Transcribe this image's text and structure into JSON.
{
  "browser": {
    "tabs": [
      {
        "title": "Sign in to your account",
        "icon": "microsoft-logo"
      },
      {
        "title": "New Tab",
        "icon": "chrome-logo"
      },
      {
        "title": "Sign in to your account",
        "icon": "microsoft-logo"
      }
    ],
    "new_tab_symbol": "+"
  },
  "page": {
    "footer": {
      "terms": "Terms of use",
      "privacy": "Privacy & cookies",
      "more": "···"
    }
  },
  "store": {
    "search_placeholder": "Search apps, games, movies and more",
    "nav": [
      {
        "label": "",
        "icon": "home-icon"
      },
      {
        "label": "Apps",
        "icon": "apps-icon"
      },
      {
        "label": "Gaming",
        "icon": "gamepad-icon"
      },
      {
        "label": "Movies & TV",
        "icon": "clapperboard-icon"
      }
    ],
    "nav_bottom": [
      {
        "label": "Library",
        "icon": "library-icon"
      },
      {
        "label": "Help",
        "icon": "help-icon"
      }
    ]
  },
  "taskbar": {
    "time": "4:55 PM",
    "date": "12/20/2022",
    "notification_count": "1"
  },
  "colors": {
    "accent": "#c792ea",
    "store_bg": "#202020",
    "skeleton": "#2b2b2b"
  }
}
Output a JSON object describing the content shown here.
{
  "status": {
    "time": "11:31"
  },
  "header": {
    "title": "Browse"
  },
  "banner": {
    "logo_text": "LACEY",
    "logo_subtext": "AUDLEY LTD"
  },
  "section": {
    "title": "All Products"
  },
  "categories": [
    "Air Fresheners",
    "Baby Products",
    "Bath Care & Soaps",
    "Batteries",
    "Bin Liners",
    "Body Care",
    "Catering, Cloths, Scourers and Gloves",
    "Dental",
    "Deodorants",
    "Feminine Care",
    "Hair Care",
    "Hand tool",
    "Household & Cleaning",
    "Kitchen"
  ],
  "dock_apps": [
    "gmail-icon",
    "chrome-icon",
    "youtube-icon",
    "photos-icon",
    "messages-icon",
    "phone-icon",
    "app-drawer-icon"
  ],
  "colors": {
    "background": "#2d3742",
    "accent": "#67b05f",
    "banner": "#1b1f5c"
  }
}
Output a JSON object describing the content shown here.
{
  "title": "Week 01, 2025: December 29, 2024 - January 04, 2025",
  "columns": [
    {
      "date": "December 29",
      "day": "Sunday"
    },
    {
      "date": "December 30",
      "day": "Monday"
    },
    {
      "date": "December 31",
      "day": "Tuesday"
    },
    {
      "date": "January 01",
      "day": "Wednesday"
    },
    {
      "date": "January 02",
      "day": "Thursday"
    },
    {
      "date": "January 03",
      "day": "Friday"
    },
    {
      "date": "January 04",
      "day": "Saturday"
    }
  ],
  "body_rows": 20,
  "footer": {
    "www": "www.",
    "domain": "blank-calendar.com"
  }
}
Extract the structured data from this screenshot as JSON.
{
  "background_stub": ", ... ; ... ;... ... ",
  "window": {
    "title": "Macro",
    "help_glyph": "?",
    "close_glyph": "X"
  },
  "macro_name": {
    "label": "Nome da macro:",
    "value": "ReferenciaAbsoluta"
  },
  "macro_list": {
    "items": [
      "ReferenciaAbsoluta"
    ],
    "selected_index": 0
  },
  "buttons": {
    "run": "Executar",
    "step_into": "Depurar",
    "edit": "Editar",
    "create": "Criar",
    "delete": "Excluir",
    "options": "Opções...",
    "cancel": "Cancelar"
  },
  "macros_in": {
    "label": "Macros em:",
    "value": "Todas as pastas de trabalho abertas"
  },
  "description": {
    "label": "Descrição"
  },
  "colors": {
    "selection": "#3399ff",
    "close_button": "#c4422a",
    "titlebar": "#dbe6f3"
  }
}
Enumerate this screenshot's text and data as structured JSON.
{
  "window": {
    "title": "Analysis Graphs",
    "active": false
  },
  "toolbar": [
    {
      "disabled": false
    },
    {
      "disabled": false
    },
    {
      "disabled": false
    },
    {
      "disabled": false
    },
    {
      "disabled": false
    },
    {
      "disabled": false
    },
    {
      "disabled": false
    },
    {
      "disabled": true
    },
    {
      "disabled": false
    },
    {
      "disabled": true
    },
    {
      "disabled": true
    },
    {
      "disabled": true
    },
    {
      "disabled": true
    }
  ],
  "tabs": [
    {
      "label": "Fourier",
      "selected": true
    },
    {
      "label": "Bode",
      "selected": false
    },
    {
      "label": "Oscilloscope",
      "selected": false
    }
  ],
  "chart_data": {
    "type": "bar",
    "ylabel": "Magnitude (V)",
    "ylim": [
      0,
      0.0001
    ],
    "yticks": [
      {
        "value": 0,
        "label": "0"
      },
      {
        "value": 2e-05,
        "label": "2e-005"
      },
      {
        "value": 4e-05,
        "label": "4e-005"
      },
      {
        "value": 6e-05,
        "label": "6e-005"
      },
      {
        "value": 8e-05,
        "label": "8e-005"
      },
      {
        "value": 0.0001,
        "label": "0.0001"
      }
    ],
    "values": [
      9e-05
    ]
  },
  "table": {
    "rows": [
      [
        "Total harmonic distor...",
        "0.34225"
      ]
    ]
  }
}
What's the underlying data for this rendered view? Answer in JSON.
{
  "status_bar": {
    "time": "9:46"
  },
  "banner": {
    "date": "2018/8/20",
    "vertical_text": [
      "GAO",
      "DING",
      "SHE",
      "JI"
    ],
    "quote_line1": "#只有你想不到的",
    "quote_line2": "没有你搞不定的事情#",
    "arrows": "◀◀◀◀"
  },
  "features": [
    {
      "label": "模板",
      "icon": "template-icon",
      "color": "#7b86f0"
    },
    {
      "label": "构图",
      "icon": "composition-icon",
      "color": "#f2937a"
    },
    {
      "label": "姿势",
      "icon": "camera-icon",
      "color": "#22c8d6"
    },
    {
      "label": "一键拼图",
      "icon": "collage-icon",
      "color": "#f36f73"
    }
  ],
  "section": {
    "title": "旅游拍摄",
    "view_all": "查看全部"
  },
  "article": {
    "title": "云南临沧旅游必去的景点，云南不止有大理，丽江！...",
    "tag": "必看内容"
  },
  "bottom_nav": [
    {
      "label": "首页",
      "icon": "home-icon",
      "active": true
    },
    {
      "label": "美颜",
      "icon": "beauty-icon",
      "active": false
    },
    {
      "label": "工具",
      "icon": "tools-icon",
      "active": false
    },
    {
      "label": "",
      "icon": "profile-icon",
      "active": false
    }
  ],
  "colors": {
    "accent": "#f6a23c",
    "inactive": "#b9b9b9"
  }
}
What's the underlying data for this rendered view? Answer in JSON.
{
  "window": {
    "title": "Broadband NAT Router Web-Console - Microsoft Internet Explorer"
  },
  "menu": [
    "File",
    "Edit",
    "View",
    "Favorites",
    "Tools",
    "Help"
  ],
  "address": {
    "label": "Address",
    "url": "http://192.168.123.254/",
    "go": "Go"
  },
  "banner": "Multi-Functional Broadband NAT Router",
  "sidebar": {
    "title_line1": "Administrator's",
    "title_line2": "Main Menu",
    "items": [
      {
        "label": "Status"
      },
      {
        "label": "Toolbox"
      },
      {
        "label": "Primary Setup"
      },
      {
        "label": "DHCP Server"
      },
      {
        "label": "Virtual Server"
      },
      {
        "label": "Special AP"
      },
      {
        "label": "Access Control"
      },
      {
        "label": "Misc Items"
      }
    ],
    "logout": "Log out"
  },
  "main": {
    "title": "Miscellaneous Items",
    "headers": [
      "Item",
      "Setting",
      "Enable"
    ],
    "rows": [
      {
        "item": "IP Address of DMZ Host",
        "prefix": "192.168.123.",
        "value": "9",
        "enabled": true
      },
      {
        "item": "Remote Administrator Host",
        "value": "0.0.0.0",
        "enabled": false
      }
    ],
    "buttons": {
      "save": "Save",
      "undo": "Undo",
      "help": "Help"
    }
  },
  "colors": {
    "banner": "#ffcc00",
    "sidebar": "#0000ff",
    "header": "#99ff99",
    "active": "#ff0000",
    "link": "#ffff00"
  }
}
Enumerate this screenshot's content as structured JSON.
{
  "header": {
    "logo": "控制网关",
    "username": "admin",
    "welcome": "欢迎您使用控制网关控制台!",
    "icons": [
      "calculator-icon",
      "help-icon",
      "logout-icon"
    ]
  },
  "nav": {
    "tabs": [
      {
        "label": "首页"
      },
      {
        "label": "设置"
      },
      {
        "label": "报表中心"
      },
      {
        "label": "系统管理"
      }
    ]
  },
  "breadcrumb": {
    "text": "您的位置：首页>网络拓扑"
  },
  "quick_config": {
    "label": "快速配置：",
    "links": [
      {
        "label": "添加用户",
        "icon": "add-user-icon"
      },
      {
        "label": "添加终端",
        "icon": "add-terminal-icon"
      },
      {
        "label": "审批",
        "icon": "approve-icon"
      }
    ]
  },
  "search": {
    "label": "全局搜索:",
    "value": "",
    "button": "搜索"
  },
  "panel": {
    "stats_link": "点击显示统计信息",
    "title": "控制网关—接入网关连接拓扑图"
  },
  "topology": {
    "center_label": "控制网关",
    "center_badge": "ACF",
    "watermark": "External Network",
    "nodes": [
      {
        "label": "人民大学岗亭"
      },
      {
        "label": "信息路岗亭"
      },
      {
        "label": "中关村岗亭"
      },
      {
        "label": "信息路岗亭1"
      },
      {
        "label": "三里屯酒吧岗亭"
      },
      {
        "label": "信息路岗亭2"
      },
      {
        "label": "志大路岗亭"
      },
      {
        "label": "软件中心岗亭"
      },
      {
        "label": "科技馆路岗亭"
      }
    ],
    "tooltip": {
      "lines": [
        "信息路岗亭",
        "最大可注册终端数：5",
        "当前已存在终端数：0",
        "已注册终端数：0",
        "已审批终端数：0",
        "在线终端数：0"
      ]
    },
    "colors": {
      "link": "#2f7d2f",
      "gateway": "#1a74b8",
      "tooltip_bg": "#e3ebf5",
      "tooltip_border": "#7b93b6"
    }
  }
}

+++++

» **Directions**
Each line holding "Administrator" must be found and copied.

» **Response for this exercise**
    "title_line1": "Administrator's",
        "item": "Remote Administrator Host",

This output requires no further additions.